● Dataset:

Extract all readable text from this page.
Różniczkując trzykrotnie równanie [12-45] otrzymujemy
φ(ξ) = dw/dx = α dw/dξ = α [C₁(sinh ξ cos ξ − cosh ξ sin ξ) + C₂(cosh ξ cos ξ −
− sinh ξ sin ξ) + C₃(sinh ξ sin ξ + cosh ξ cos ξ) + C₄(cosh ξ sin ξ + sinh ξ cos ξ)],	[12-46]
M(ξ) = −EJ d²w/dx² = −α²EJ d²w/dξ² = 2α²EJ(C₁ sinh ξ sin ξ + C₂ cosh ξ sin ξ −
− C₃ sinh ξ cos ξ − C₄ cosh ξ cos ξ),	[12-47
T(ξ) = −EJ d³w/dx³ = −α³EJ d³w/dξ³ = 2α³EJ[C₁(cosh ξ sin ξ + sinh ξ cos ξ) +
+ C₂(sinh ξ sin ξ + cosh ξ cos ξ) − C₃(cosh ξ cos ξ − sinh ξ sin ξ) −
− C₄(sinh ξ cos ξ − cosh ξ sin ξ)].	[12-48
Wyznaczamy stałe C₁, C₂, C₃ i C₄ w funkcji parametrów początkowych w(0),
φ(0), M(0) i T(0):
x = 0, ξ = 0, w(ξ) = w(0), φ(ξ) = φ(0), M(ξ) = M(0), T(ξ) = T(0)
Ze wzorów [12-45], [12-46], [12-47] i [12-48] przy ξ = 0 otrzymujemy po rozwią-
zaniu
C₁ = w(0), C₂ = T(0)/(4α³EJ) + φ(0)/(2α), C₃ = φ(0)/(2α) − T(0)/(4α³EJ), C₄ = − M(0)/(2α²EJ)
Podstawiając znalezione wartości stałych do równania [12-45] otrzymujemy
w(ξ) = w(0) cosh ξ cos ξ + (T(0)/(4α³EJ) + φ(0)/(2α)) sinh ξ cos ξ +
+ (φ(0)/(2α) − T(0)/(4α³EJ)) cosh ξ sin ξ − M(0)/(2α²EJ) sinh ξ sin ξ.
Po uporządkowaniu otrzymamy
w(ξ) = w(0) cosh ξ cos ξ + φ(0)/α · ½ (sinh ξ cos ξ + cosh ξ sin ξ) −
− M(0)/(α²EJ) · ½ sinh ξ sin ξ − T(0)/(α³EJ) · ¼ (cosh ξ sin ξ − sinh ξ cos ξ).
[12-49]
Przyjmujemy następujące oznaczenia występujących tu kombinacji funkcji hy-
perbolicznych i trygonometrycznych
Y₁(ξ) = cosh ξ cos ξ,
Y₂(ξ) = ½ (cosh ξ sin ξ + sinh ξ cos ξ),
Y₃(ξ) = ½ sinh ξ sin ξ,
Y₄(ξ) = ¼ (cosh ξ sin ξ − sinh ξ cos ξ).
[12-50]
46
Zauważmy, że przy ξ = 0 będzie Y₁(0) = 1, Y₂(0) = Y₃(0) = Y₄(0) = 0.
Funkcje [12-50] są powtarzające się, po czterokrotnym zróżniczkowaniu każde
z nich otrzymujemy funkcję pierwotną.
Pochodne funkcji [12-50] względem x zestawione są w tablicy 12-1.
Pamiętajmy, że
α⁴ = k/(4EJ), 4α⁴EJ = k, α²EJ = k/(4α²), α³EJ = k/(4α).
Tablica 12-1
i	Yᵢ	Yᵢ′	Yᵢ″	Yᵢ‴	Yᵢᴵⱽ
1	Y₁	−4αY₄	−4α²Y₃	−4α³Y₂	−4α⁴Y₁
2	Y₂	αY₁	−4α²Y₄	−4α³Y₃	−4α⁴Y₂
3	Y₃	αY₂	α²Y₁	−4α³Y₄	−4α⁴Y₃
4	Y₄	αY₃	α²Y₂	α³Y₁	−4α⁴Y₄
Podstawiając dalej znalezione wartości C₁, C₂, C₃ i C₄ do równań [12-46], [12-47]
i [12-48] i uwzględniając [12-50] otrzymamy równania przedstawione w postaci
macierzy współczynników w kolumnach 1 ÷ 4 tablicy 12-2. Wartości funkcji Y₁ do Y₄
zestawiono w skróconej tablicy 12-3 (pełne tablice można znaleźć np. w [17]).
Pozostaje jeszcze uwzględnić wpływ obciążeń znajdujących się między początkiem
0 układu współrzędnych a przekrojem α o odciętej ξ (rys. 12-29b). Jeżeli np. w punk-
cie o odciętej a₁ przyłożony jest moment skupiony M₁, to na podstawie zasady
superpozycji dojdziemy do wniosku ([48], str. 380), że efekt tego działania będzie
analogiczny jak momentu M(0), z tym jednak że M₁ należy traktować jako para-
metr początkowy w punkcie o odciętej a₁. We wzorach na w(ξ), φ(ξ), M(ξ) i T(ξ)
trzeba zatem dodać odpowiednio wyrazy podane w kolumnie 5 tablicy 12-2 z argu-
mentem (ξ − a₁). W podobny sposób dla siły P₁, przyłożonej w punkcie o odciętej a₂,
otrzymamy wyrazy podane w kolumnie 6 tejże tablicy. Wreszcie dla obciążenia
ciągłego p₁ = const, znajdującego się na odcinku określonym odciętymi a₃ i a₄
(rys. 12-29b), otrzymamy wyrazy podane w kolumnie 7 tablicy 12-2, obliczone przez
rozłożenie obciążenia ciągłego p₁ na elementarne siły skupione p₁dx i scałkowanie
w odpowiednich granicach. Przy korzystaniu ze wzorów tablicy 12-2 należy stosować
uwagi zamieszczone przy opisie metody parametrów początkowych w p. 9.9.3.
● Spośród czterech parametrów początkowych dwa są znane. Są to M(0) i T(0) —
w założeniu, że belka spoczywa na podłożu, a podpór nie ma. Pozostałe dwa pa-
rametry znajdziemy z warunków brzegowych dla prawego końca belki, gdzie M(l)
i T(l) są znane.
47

● What to do: Above are some records. Count the lines among them with the word "równania", and answer with the number only.

● Correct result: 2